• Your goal
Please copy the items character for character, starting at the first line of the items and ending with the line containing "legend-swatch <box>404 318 410 324</box>", including that line.

• Excerpted records
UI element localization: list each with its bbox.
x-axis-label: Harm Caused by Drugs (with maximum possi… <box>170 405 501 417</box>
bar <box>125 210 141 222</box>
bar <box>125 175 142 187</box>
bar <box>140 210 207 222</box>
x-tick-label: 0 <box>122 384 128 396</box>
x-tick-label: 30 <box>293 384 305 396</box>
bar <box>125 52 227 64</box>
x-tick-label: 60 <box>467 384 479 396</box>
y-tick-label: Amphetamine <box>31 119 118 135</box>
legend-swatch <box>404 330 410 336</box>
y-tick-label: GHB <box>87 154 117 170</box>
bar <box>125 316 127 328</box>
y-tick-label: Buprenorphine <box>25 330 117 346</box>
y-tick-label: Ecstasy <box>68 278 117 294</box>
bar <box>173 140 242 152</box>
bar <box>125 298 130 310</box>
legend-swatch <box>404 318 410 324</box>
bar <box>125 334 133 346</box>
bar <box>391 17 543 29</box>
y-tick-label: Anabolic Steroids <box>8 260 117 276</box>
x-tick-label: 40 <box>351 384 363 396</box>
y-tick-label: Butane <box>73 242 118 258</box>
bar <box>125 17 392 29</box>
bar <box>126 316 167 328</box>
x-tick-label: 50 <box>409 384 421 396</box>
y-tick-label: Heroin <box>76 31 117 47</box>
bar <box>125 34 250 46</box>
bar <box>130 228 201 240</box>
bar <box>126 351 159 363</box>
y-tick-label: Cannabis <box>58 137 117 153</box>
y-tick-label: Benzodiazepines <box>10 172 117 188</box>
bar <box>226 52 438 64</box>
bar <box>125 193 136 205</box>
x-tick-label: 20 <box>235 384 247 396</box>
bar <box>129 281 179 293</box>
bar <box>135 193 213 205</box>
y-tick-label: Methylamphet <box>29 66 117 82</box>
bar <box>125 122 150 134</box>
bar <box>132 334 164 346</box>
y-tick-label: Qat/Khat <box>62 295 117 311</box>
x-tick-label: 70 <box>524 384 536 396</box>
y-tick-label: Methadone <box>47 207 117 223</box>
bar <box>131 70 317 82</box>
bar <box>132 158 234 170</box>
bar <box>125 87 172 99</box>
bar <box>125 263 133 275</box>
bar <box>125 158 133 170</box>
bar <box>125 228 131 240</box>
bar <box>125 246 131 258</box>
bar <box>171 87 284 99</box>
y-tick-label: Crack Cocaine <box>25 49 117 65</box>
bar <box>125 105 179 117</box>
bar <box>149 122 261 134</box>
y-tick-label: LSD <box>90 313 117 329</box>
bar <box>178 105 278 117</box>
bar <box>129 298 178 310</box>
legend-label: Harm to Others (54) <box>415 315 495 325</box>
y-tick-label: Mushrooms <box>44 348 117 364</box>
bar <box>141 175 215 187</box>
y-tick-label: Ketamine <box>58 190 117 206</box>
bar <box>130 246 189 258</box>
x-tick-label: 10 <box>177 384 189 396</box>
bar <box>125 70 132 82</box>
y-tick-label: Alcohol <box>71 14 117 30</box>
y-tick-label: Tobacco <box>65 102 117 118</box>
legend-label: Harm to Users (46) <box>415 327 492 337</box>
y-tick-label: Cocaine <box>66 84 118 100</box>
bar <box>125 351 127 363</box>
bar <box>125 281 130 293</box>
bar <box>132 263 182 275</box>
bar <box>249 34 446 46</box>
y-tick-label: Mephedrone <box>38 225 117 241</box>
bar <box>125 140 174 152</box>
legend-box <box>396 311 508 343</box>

• Result of the exercise
UI element localization: list each with its bbox.
x-axis-label: Harm Caused by Drugs (with maximum possi… <box>170 405 501 417</box>
bar <box>125 210 141 222</box>
bar <box>125 175 142 187</box>
bar <box>140 210 207 222</box>
x-tick-label: 0 <box>122 384 128 396</box>
x-tick-label: 30 <box>293 384 305 396</box>
bar <box>125 52 227 64</box>
x-tick-label: 60 <box>467 384 479 396</box>
y-tick-label: Amphetamine <box>31 119 118 135</box>
legend-swatch <box>404 330 410 336</box>
y-tick-label: GHB <box>87 154 117 170</box>
bar <box>125 316 127 328</box>
y-tick-label: Buprenorphine <box>25 330 117 346</box>
y-tick-label: Ecstasy <box>68 278 117 294</box>
bar <box>173 140 242 152</box>
bar <box>125 298 130 310</box>
legend-swatch <box>404 318 410 324</box>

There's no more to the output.